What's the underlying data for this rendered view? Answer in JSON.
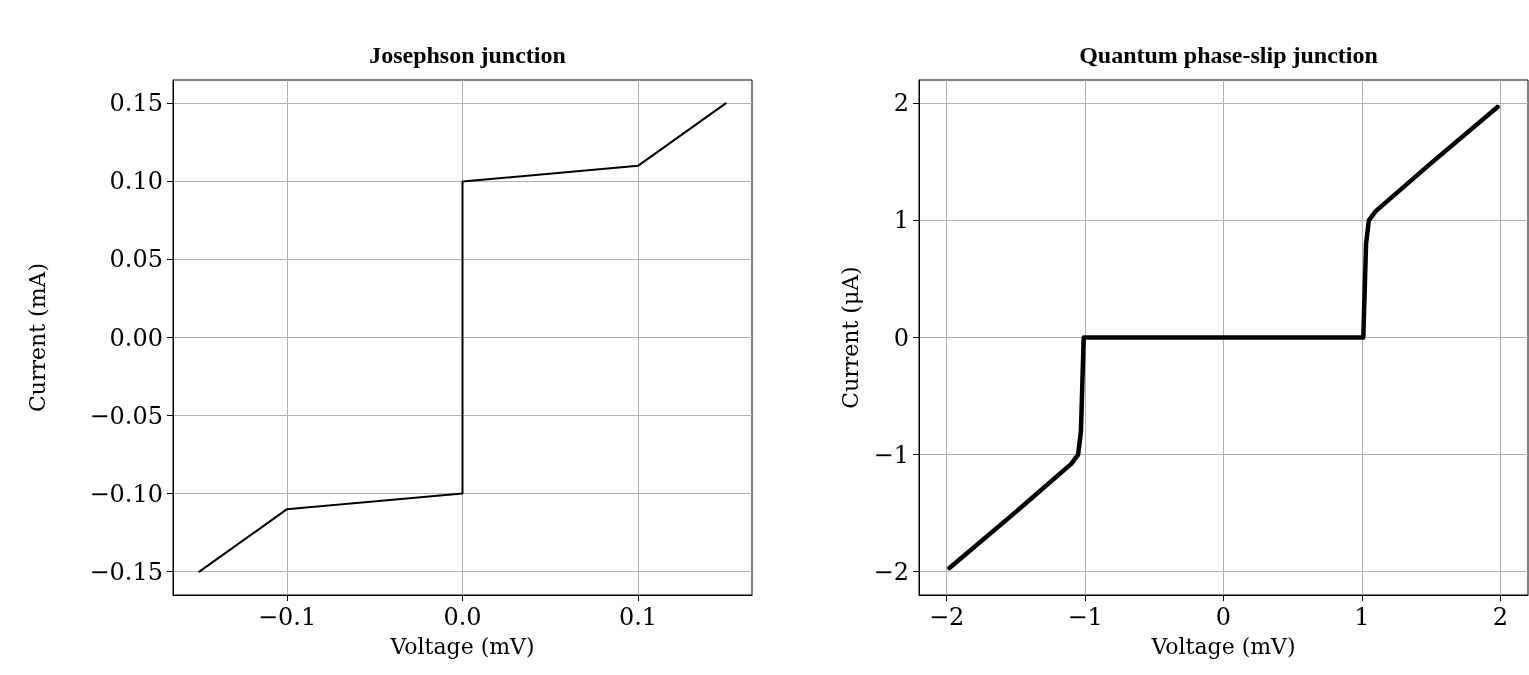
{
  "chart_data": [
    {
      "type": "line",
      "title": "Josephson junction",
      "xlabel": "Voltage (mV)",
      "ylabel": "Current (mA)",
      "color": "#000000",
      "grid": true,
      "marker": "none",
      "line_style": "solid",
      "x": [
        -0.15,
        -0.1,
        0,
        0,
        0.1,
        0.15
      ],
      "values": [
        -0.15,
        -0.11,
        -0.1,
        0.1,
        0.11,
        0.15
      ],
      "xlim": [
        -0.165,
        0.165
      ],
      "xticks": [
        {
          "value": -0.1,
          "label": "−0.1"
        },
        {
          "value": 0,
          "label": "0.0"
        },
        {
          "value": 0.1,
          "label": "0.1"
        }
      ],
      "ylim": [
        -0.165,
        0.165
      ],
      "yticks": [
        {
          "value": -0.15,
          "label": "−0.15"
        },
        {
          "value": -0.1,
          "label": "−0.10"
        },
        {
          "value": -0.05,
          "label": "−0.05"
        },
        {
          "value": 0,
          "label": "0.00"
        },
        {
          "value": 0.05,
          "label": "0.05"
        },
        {
          "value": 0.1,
          "label": "0.10"
        },
        {
          "value": 0.15,
          "label": "0.15"
        }
      ]
    },
    {
      "type": "line",
      "title": "Quantum phase-slip junction",
      "xlabel": "Voltage (mV)",
      "ylabel": "Current (μA)",
      "color": "#000000",
      "grid": true,
      "marker": "none",
      "line_style": "solid",
      "x": [
        -1.98,
        -1.5,
        -1.1,
        -1.05,
        -1.03,
        -1.02,
        -1.01,
        1.01,
        1.02,
        1.03,
        1.05,
        1.1,
        1.5,
        1.98
      ],
      "values": [
        -1.97,
        -1.49,
        -1.08,
        -1.0,
        -0.8,
        -0.4,
        0,
        0,
        0.4,
        0.8,
        1.0,
        1.08,
        1.49,
        1.97
      ],
      "xlim": [
        -2.2,
        2.2
      ],
      "xticks": [
        {
          "value": -2,
          "label": "−2"
        },
        {
          "value": -1,
          "label": "−1"
        },
        0,
        1,
        2
      ],
      "ylim": [
        -2.2,
        2.2
      ],
      "yticks": [
        {
          "value": -2,
          "label": "−2"
        },
        {
          "value": -1,
          "label": "−1"
        },
        0,
        1,
        2
      ]
    }
  ]
}
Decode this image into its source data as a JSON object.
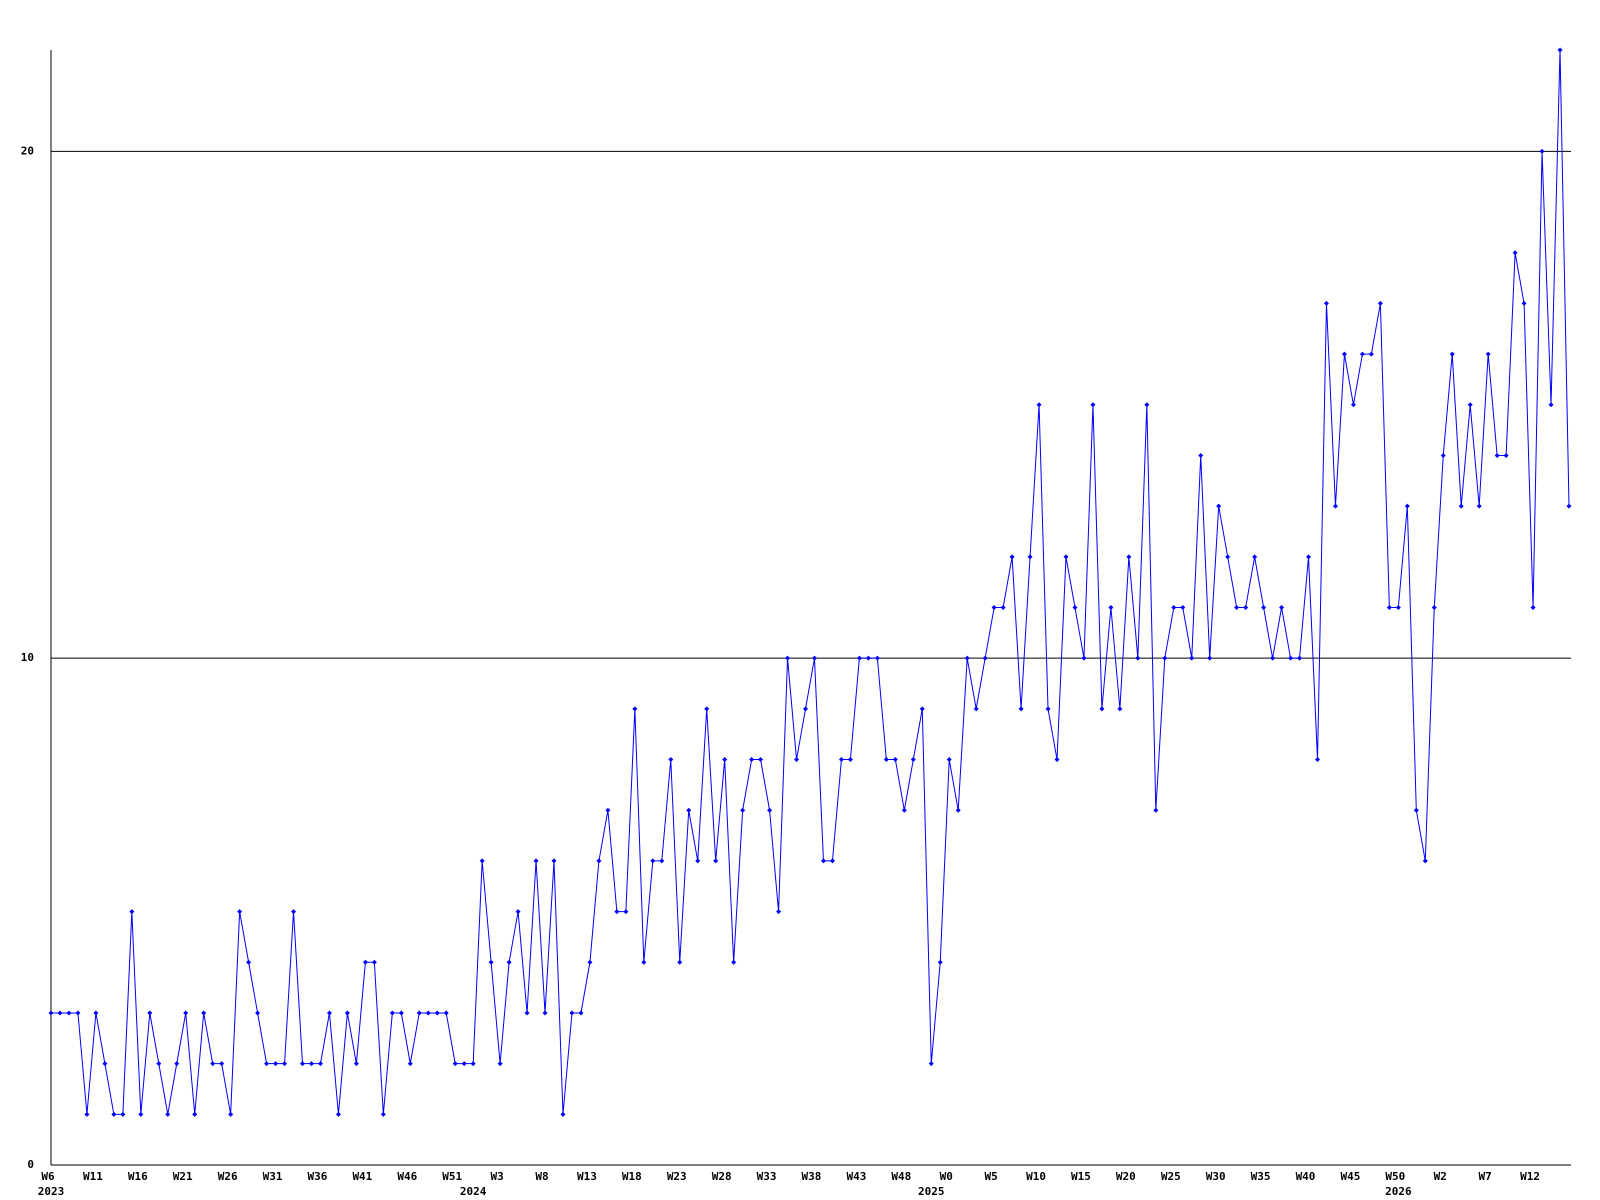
{
  "chart_data": {
    "type": "line",
    "categories": [
      "W6",
      null,
      null,
      null,
      null,
      "W11",
      null,
      null,
      null,
      null,
      "W16",
      null,
      null,
      null,
      null,
      "W21",
      null,
      null,
      null,
      null,
      "W26",
      null,
      null,
      null,
      null,
      "W31",
      null,
      null,
      null,
      null,
      "W36",
      null,
      null,
      null,
      null,
      "W41",
      null,
      null,
      null,
      null,
      "W46",
      null,
      null,
      null,
      null,
      "W51",
      null,
      null,
      null,
      null,
      "W3",
      null,
      null,
      null,
      null,
      "W8",
      null,
      null,
      null,
      null,
      "W13",
      null,
      null,
      null,
      null,
      "W18",
      null,
      null,
      null,
      null,
      "W23",
      null,
      null,
      null,
      null,
      "W28",
      null,
      null,
      null,
      null,
      "W33",
      null,
      null,
      null,
      null,
      "W38",
      null,
      null,
      null,
      null,
      "W43",
      null,
      null,
      null,
      null,
      "W48",
      null,
      null,
      null,
      null,
      "W0",
      null,
      null,
      null,
      null,
      "W5",
      null,
      null,
      null,
      null,
      "W10",
      null,
      null,
      null,
      null,
      "W15",
      null,
      null,
      null,
      null,
      "W20",
      null,
      null,
      null,
      null,
      "W25",
      null,
      null,
      null,
      null,
      "W30",
      null,
      null,
      null,
      null,
      "W35",
      null,
      null,
      null,
      null,
      "W40",
      null,
      null,
      null,
      null,
      "W45",
      null,
      null,
      null,
      null,
      "W50",
      null,
      null,
      null,
      null,
      "W2",
      null,
      null,
      null,
      null,
      "W7",
      null,
      null,
      null,
      null,
      "W12",
      null,
      null,
      null,
      null
    ],
    "years": [
      "2023",
      null,
      null,
      null,
      null,
      null,
      null,
      null,
      null,
      null,
      null,
      null,
      null,
      null,
      null,
      null,
      null,
      null,
      null,
      null,
      null,
      null,
      null,
      null,
      null,
      null,
      null,
      null,
      null,
      null,
      null,
      null,
      null,
      null,
      null,
      null,
      null,
      null,
      null,
      null,
      null,
      null,
      null,
      null,
      null,
      null,
      null,
      "2024",
      null,
      null,
      null,
      null,
      null,
      null,
      null,
      null,
      null,
      null,
      null,
      null,
      null,
      null,
      null,
      null,
      null,
      null,
      null,
      null,
      null,
      null,
      null,
      null,
      null,
      null,
      null,
      null,
      null,
      null,
      null,
      null,
      null,
      null,
      null,
      null,
      null,
      null,
      null,
      null,
      null,
      null,
      null,
      null,
      null,
      null,
      null,
      null,
      null,
      null,
      "2025",
      null,
      null,
      null,
      null,
      null,
      null,
      null,
      null,
      null,
      null,
      null,
      null,
      null,
      null,
      null,
      null,
      null,
      null,
      null,
      null,
      null,
      null,
      null,
      null,
      null,
      null,
      null,
      null,
      null,
      null,
      null,
      null,
      null,
      null,
      null,
      null,
      null,
      null,
      null,
      null,
      null,
      null,
      null,
      null,
      null,
      null,
      null,
      null,
      null,
      null,
      null,
      "2026",
      null,
      null,
      null,
      null,
      null,
      null,
      null,
      null,
      null,
      null,
      null,
      null,
      null,
      null,
      null,
      null
    ],
    "values": [
      3,
      3,
      3,
      3,
      1,
      3,
      2,
      1,
      1,
      5,
      1,
      3,
      2,
      1,
      2,
      3,
      1,
      3,
      2,
      2,
      1,
      5,
      4,
      3,
      2,
      2,
      2,
      5,
      2,
      2,
      2,
      3,
      1,
      3,
      2,
      4,
      4,
      1,
      3,
      3,
      2,
      3,
      3,
      3,
      3,
      2,
      2,
      2,
      6,
      4,
      2,
      4,
      5,
      3,
      6,
      3,
      6,
      1,
      3,
      3,
      4,
      6,
      7,
      5,
      5,
      9,
      4,
      6,
      6,
      8,
      4,
      7,
      6,
      9,
      6,
      8,
      4,
      7,
      8,
      8,
      7,
      5,
      10,
      8,
      9,
      10,
      6,
      6,
      8,
      8,
      10,
      10,
      10,
      8,
      8,
      7,
      8,
      9,
      2,
      4,
      8,
      7,
      10,
      9,
      10,
      11,
      11,
      12,
      9,
      12,
      15,
      9,
      8,
      12,
      11,
      10,
      15,
      9,
      11,
      9,
      12,
      10,
      15,
      7,
      10,
      11,
      11,
      10,
      14,
      10,
      13,
      12,
      11,
      11,
      12,
      11,
      10,
      11,
      10,
      10,
      12,
      8,
      17,
      13,
      16,
      15,
      16,
      16,
      17,
      11,
      11,
      13,
      7,
      6,
      11,
      14,
      16,
      13,
      15,
      13,
      16,
      14,
      14,
      18,
      17,
      11,
      20,
      15,
      22,
      13
    ],
    "color": "#0000ff",
    "ylim": [
      0,
      22
    ],
    "yticks": [
      0,
      10,
      20
    ],
    "grid": true
  }
}
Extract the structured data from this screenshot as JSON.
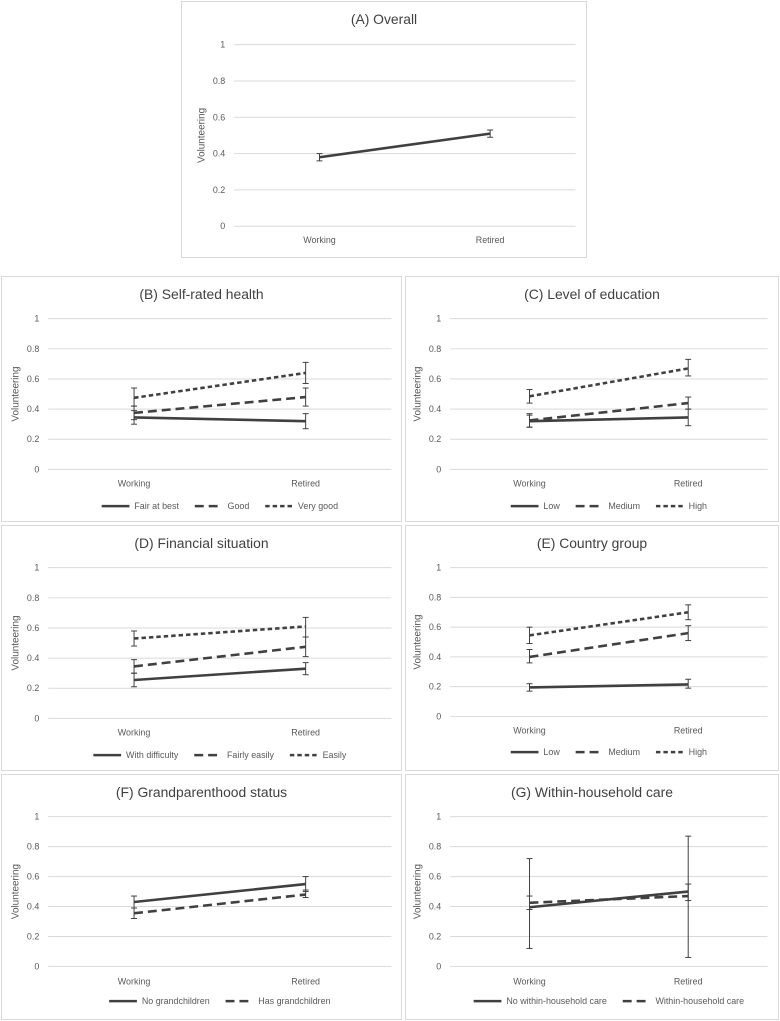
{
  "chart_data": [
    {
      "id": "A",
      "type": "line",
      "title": "(A) Overall",
      "xlabel": "",
      "ylabel": "Volunteering",
      "categories": [
        "Working",
        "Retired"
      ],
      "ylim": [
        0,
        1
      ],
      "yticks": [
        "0",
        "0.2",
        "0.4",
        "0.6",
        "0.8",
        "1"
      ],
      "grid": true,
      "series": [
        {
          "name": "",
          "style": "solid",
          "values": [
            0.38,
            0.51
          ],
          "lower": [
            0.36,
            0.49
          ],
          "upper": [
            0.4,
            0.53
          ]
        }
      ]
    },
    {
      "id": "B",
      "type": "line",
      "title": "(B) Self-rated health",
      "xlabel": "",
      "ylabel": "Volunteering",
      "categories": [
        "Working",
        "Retired"
      ],
      "ylim": [
        0,
        1
      ],
      "yticks": [
        "0",
        "0.2",
        "0.4",
        "0.6",
        "0.8",
        "1"
      ],
      "grid": true,
      "legend": "bottom",
      "series": [
        {
          "name": "Fair at best",
          "style": "solid",
          "values": [
            0.345,
            0.32
          ],
          "lower": [
            0.3,
            0.27
          ],
          "upper": [
            0.39,
            0.37
          ]
        },
        {
          "name": "Good",
          "style": "longdash",
          "values": [
            0.375,
            0.48
          ],
          "lower": [
            0.33,
            0.42
          ],
          "upper": [
            0.42,
            0.54
          ]
        },
        {
          "name": "Very good",
          "style": "shortdash",
          "values": [
            0.475,
            0.64
          ],
          "lower": [
            0.42,
            0.57
          ],
          "upper": [
            0.54,
            0.71
          ]
        }
      ]
    },
    {
      "id": "C",
      "type": "line",
      "title": "(C) Level of education",
      "xlabel": "",
      "ylabel": "Volunteering",
      "categories": [
        "Working",
        "Retired"
      ],
      "ylim": [
        0,
        1
      ],
      "yticks": [
        "0",
        "0.2",
        "0.4",
        "0.6",
        "0.8",
        "1"
      ],
      "grid": true,
      "legend": "bottom",
      "series": [
        {
          "name": "Low",
          "style": "solid",
          "values": [
            0.32,
            0.345
          ],
          "lower": [
            0.28,
            0.29
          ],
          "upper": [
            0.36,
            0.4
          ]
        },
        {
          "name": "Medium",
          "style": "longdash",
          "values": [
            0.325,
            0.44
          ],
          "lower": [
            0.28,
            0.4
          ],
          "upper": [
            0.37,
            0.48
          ]
        },
        {
          "name": "High",
          "style": "shortdash",
          "values": [
            0.485,
            0.67
          ],
          "lower": [
            0.44,
            0.62
          ],
          "upper": [
            0.53,
            0.73
          ]
        }
      ]
    },
    {
      "id": "D",
      "type": "line",
      "title": "(D) Financial situation",
      "xlabel": "",
      "ylabel": "Volunteering",
      "categories": [
        "Working",
        "Retired"
      ],
      "ylim": [
        0,
        1
      ],
      "yticks": [
        "0",
        "0.2",
        "0.4",
        "0.6",
        "0.8",
        "1"
      ],
      "grid": true,
      "legend": "bottom",
      "series": [
        {
          "name": "With difficulty",
          "style": "solid",
          "values": [
            0.255,
            0.33
          ],
          "lower": [
            0.21,
            0.29
          ],
          "upper": [
            0.3,
            0.37
          ]
        },
        {
          "name": "Fairly easily",
          "style": "longdash",
          "values": [
            0.345,
            0.475
          ],
          "lower": [
            0.3,
            0.41
          ],
          "upper": [
            0.39,
            0.54
          ]
        },
        {
          "name": "Easily",
          "style": "shortdash",
          "values": [
            0.53,
            0.61
          ],
          "lower": [
            0.48,
            0.54
          ],
          "upper": [
            0.58,
            0.67
          ]
        }
      ]
    },
    {
      "id": "E",
      "type": "line",
      "title": "(E) Country group",
      "xlabel": "",
      "ylabel": "Volunteering",
      "categories": [
        "Working",
        "Retired"
      ],
      "ylim": [
        0,
        1
      ],
      "yticks": [
        "0",
        "0.2",
        "0.4",
        "0.6",
        "0.8",
        "1"
      ],
      "grid": true,
      "legend": "bottom",
      "series": [
        {
          "name": "Low",
          "style": "solid",
          "values": [
            0.195,
            0.215
          ],
          "lower": [
            0.17,
            0.19
          ],
          "upper": [
            0.22,
            0.25
          ]
        },
        {
          "name": "Medium",
          "style": "longdash",
          "values": [
            0.4,
            0.56
          ],
          "lower": [
            0.36,
            0.51
          ],
          "upper": [
            0.45,
            0.61
          ]
        },
        {
          "name": "High",
          "style": "shortdash",
          "values": [
            0.545,
            0.7
          ],
          "lower": [
            0.49,
            0.65
          ],
          "upper": [
            0.6,
            0.75
          ]
        }
      ]
    },
    {
      "id": "F",
      "type": "line",
      "title": "(F) Grandparenthood status",
      "xlabel": "",
      "ylabel": "Volunteering",
      "categories": [
        "Working",
        "Retired"
      ],
      "ylim": [
        0,
        1
      ],
      "yticks": [
        "0",
        "0.2",
        "0.4",
        "0.6",
        "0.8",
        "1"
      ],
      "grid": true,
      "legend": "bottom",
      "series": [
        {
          "name": "No grandchildren",
          "style": "solid",
          "values": [
            0.43,
            0.55
          ],
          "lower": [
            0.39,
            0.5
          ],
          "upper": [
            0.47,
            0.6
          ]
        },
        {
          "name": "Has grandchildren",
          "style": "longdash",
          "values": [
            0.355,
            0.48
          ],
          "lower": [
            0.32,
            0.46
          ],
          "upper": [
            0.39,
            0.51
          ]
        }
      ]
    },
    {
      "id": "G",
      "type": "line",
      "title": "(G) Within-household care",
      "xlabel": "",
      "ylabel": "Volunteering",
      "categories": [
        "Working",
        "Retired"
      ],
      "ylim": [
        0,
        1
      ],
      "yticks": [
        "0",
        "0.2",
        "0.4",
        "0.6",
        "0.8",
        "1"
      ],
      "grid": true,
      "legend": "bottom",
      "series": [
        {
          "name": "No within-household care",
          "style": "solid",
          "values": [
            0.395,
            0.5
          ],
          "lower": [
            0.12,
            0.06
          ],
          "upper": [
            0.72,
            0.87
          ]
        },
        {
          "name": "Within-household care",
          "style": "longdash",
          "values": [
            0.425,
            0.47
          ],
          "lower": [
            0.38,
            0.44
          ],
          "upper": [
            0.47,
            0.55
          ]
        }
      ]
    }
  ]
}
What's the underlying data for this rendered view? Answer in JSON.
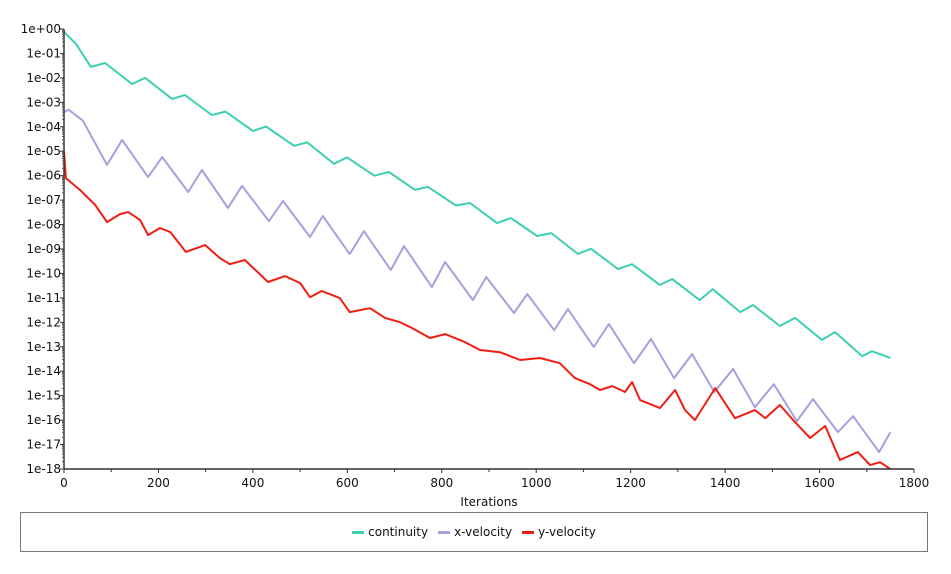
###
WHAT YOU NEED TO DO:
Report every line in the data above in which the word "JSON" appears.

TASK SOLUTION:
What's the underlying data for this rendered view? Answer in JSON.
Decode this image into its source data as a JSON object.
Extract the structured data from this screenshot as JSON.
What's the underlying data for this rendered view? Answer in JSON.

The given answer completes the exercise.